EXERCISE REQUIREMENTS:
Provide nothing but the number of lines containing the string "JSON".

MATERIAL SHOWN:
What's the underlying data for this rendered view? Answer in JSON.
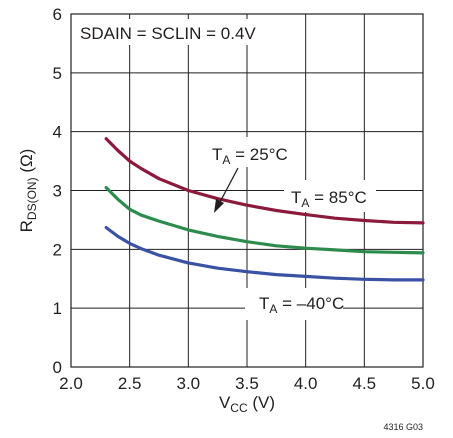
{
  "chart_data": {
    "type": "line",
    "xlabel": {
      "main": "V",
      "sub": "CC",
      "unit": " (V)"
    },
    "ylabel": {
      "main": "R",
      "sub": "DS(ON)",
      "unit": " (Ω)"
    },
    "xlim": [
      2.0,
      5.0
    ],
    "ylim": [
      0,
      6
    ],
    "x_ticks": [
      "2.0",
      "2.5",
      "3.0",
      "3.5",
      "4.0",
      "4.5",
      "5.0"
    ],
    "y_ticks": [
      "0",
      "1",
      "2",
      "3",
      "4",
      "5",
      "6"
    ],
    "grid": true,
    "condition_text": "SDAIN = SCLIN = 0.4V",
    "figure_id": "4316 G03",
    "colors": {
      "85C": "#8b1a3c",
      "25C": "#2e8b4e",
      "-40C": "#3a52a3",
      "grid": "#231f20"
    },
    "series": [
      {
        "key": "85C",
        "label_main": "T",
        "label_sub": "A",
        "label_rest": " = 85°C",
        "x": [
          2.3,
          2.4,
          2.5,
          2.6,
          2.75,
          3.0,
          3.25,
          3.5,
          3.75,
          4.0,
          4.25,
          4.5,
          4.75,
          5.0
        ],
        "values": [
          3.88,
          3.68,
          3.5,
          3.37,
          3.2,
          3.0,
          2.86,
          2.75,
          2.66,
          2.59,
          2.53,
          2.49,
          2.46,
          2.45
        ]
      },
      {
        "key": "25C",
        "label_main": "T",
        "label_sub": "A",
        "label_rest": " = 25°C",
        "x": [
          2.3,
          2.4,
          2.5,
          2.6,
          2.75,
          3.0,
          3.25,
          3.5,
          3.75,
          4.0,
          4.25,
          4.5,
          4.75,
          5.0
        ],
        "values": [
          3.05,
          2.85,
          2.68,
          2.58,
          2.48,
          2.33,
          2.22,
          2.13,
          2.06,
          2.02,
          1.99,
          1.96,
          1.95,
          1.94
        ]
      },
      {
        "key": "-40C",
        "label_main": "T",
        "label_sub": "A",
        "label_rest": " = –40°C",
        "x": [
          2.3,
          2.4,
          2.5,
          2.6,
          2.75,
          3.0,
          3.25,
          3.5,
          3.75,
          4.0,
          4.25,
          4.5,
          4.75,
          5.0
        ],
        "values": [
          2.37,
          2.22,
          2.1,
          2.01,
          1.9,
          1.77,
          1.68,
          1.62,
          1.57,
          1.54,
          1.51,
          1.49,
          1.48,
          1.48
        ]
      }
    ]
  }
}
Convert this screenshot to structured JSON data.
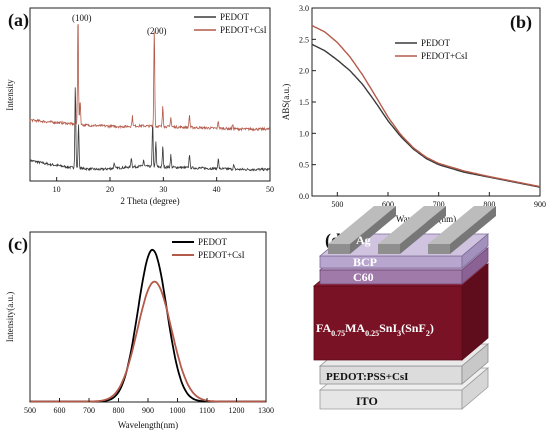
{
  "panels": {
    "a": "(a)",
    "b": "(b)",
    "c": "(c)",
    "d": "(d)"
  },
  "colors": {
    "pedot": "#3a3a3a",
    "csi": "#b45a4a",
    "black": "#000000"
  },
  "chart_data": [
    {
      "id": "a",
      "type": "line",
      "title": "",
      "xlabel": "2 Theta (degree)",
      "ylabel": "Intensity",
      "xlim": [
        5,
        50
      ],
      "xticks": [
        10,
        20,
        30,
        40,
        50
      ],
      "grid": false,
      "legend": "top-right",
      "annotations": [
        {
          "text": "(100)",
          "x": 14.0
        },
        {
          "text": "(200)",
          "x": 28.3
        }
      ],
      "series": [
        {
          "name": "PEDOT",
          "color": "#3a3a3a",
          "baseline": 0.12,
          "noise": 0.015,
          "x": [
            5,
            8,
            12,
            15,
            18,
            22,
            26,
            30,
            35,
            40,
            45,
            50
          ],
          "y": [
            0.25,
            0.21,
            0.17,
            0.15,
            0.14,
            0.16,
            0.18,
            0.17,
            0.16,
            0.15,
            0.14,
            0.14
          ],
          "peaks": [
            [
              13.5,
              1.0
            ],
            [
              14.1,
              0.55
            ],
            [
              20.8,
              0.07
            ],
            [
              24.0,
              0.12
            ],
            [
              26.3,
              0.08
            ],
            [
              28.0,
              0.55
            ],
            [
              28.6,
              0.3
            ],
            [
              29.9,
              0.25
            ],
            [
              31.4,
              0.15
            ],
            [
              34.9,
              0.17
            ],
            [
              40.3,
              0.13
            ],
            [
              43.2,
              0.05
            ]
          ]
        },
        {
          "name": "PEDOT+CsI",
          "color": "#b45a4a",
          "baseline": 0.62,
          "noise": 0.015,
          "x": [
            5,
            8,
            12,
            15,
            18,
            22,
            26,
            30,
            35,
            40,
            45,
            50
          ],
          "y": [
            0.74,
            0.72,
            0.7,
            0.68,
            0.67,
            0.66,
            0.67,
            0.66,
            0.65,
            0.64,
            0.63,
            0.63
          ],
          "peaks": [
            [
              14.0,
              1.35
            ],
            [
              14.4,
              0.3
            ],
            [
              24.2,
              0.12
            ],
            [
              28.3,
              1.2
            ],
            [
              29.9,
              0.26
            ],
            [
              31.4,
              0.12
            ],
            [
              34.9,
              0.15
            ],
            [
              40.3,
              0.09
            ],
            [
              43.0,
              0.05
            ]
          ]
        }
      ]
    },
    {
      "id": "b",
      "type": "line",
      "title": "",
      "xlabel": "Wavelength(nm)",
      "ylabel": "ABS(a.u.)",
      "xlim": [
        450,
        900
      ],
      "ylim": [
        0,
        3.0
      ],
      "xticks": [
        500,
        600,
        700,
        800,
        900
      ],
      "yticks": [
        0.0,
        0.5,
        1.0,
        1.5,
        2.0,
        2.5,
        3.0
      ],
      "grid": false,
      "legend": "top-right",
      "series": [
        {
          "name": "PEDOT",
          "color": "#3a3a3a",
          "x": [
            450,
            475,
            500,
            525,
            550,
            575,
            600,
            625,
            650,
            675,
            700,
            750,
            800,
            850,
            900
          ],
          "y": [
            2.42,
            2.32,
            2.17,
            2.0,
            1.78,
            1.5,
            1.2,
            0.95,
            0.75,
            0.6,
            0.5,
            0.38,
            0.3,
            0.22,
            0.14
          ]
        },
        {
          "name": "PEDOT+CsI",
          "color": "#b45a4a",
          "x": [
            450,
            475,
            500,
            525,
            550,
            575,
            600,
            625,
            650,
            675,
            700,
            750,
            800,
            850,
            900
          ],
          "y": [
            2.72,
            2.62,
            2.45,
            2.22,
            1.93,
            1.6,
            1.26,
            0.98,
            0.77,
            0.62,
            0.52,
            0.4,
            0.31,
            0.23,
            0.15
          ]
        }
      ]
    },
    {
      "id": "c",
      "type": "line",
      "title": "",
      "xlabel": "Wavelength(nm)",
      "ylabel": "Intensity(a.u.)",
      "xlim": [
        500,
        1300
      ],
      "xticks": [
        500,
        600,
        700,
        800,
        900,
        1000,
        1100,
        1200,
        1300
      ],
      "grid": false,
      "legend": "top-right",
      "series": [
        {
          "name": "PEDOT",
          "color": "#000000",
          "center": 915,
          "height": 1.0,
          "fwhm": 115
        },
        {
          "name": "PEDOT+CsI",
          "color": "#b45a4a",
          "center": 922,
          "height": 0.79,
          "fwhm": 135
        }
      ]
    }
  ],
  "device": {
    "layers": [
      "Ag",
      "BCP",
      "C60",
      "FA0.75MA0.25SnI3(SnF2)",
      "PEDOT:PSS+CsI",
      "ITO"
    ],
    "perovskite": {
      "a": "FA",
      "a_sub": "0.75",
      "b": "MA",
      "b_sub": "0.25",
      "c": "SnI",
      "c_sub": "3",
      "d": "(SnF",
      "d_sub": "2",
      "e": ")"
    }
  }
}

...

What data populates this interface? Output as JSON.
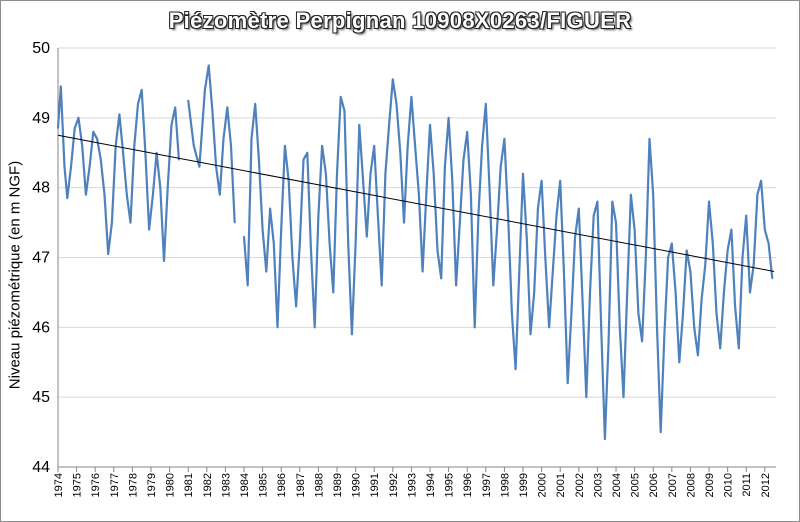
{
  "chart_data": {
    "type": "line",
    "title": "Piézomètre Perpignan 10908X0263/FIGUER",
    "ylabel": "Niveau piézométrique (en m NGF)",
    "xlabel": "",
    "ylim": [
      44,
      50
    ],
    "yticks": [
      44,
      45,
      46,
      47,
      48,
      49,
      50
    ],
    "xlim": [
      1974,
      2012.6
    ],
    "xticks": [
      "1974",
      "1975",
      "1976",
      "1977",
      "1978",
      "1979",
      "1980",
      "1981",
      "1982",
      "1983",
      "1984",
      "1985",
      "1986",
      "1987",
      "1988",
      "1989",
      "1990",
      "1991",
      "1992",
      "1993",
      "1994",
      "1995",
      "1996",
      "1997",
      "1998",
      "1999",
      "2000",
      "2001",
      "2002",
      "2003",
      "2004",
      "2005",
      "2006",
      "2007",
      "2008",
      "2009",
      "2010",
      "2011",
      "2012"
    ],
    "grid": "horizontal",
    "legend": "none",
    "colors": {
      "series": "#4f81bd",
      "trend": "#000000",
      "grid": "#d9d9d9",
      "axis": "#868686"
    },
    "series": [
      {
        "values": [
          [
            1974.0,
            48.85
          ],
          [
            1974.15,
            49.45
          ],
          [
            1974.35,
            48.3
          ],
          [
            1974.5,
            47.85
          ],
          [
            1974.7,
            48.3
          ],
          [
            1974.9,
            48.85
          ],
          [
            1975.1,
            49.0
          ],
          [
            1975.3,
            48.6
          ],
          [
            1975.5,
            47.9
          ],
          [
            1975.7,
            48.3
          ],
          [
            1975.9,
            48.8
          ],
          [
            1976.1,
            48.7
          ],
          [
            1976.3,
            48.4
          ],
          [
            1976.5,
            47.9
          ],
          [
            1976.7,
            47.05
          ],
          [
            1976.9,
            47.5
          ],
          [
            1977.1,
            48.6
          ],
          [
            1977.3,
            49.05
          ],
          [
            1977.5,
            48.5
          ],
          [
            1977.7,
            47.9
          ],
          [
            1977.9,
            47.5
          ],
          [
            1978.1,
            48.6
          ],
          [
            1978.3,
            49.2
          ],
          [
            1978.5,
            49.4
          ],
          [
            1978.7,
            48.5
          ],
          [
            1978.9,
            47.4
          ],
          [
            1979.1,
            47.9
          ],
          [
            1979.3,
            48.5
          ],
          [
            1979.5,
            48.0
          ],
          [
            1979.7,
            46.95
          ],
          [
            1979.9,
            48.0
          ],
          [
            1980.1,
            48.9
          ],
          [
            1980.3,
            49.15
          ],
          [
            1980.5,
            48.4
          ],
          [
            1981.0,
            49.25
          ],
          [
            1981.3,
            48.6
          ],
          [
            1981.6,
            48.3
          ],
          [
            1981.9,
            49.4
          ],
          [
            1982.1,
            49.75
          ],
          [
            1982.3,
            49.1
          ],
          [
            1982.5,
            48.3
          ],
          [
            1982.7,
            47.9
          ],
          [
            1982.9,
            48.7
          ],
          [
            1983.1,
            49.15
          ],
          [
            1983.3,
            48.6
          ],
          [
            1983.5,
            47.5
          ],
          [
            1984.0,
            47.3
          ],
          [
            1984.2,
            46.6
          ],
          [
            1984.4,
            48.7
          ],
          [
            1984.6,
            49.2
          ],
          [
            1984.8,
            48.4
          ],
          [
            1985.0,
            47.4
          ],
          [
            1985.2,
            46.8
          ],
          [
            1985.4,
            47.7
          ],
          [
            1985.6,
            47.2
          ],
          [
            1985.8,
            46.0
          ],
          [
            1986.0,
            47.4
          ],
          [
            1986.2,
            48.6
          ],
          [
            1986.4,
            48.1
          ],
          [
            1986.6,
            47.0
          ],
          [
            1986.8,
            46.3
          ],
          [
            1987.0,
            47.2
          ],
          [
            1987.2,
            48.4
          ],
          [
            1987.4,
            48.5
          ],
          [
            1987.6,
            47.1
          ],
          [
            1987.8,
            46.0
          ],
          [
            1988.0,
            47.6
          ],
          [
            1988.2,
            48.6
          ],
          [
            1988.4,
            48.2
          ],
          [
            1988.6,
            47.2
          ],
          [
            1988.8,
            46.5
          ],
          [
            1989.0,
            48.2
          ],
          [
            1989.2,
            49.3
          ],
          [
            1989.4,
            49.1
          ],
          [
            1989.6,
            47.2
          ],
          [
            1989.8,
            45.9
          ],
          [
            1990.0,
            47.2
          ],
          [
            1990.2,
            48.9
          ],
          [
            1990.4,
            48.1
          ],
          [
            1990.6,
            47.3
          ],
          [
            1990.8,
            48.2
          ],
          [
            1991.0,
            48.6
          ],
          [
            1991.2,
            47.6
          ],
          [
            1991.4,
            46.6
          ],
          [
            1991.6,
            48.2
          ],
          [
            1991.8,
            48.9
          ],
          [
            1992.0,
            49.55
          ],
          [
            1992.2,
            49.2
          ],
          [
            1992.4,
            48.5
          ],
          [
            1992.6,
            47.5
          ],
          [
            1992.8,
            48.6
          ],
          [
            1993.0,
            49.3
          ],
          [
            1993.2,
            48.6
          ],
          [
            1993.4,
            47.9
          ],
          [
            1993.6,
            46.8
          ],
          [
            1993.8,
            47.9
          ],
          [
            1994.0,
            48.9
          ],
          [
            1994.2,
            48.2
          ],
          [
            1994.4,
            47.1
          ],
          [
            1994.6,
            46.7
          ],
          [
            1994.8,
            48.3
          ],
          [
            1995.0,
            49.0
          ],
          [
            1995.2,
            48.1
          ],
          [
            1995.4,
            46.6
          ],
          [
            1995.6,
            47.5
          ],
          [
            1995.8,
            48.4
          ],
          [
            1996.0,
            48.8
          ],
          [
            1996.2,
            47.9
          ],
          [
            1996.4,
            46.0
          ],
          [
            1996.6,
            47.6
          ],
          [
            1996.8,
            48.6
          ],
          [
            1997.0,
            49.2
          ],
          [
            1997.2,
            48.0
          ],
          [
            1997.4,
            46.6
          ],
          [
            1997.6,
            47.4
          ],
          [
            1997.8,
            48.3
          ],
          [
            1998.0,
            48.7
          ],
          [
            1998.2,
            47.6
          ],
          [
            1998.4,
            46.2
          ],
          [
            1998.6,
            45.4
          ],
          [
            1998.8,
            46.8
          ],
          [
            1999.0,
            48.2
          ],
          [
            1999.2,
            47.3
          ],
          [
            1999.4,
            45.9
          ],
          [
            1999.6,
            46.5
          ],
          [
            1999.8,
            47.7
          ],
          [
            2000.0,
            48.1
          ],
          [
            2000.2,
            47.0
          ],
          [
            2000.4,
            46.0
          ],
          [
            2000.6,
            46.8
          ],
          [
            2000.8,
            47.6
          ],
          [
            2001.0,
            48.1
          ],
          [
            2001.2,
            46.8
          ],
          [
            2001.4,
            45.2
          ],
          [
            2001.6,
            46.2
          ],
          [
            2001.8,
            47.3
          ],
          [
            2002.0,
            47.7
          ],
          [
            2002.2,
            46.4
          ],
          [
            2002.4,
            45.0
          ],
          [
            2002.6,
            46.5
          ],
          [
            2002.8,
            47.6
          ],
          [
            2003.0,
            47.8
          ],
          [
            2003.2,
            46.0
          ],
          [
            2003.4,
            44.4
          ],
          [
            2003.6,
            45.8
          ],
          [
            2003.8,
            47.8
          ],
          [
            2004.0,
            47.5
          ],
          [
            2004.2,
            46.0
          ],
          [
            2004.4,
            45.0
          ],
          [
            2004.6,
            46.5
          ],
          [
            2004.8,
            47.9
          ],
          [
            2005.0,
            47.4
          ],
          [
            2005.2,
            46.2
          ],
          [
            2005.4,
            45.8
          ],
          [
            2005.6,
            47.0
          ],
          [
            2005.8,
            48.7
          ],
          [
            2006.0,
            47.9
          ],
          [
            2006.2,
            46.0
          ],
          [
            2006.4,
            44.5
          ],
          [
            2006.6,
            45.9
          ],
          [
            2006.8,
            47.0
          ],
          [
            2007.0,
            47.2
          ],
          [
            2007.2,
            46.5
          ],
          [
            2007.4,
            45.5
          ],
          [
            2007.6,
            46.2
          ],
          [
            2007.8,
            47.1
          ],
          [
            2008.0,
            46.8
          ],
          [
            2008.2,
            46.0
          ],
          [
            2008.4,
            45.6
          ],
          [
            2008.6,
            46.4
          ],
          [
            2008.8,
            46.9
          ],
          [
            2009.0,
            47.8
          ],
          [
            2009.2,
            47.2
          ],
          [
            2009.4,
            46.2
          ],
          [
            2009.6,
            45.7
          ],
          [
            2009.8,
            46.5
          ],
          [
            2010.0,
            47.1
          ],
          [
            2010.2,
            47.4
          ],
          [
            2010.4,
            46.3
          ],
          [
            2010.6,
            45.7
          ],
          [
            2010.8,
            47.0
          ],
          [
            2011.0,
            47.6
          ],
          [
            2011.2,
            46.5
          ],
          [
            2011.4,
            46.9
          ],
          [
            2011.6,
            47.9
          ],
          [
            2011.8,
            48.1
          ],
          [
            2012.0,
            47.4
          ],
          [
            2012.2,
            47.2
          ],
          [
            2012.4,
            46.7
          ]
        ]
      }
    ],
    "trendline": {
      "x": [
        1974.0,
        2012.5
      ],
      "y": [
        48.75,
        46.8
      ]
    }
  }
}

RESPONSE TO THIS TASK:
3